> [SUPPLIED RECORDS]:
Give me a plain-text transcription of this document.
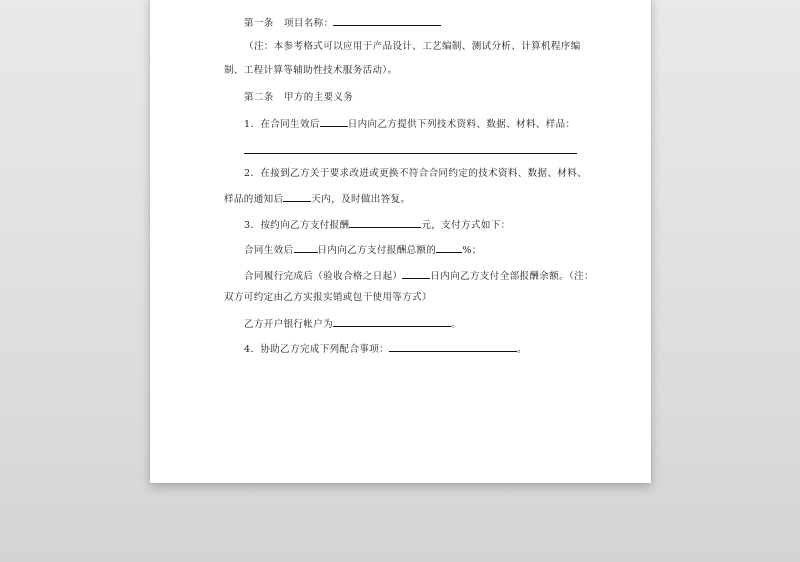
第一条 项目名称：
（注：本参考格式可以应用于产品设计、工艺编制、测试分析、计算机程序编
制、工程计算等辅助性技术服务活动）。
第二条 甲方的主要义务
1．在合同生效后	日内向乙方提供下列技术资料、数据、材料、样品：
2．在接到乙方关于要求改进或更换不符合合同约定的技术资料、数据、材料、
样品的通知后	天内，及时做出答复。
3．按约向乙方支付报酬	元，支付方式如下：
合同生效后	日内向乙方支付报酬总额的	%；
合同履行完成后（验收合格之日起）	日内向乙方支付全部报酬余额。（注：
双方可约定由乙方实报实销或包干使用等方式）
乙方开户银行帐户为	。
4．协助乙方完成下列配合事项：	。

---

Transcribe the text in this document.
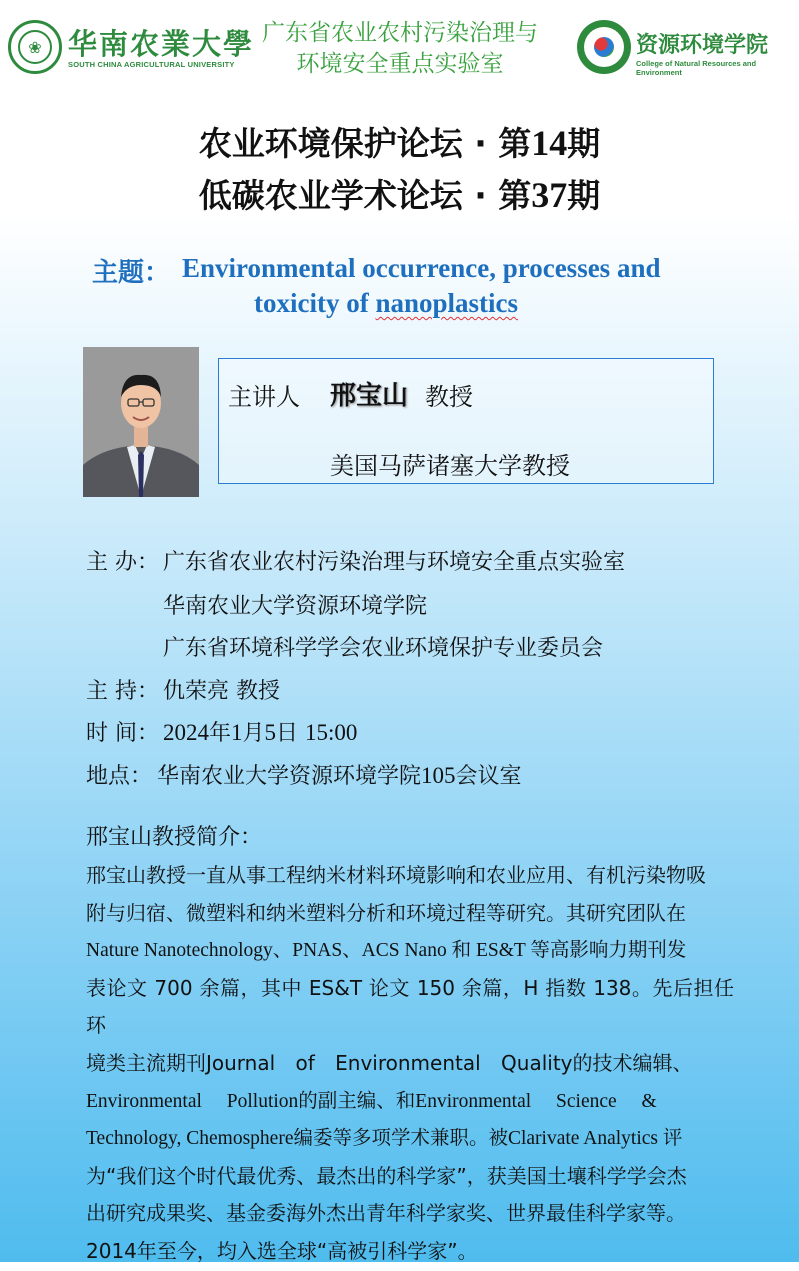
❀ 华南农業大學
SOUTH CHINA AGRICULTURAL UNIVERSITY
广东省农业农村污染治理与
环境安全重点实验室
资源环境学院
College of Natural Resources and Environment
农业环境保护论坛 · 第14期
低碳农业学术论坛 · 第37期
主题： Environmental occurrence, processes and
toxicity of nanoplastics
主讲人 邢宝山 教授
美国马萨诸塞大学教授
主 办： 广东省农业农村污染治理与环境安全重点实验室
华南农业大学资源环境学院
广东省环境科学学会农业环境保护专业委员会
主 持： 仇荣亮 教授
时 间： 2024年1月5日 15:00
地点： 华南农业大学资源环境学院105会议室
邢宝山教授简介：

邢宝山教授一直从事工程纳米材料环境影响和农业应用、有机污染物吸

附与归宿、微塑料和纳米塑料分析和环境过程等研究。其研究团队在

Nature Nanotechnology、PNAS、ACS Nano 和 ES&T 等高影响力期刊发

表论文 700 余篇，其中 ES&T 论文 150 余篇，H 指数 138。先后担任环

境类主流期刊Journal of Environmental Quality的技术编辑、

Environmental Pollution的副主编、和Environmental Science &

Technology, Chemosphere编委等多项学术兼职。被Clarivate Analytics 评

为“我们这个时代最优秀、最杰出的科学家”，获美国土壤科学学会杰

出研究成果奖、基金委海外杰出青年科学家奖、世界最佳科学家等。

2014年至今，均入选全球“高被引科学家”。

> [INSTRUCTION]: From the data above, count the lines where "text" occurs and give that figure and nothing else.

> [FULL ANSWER]: 2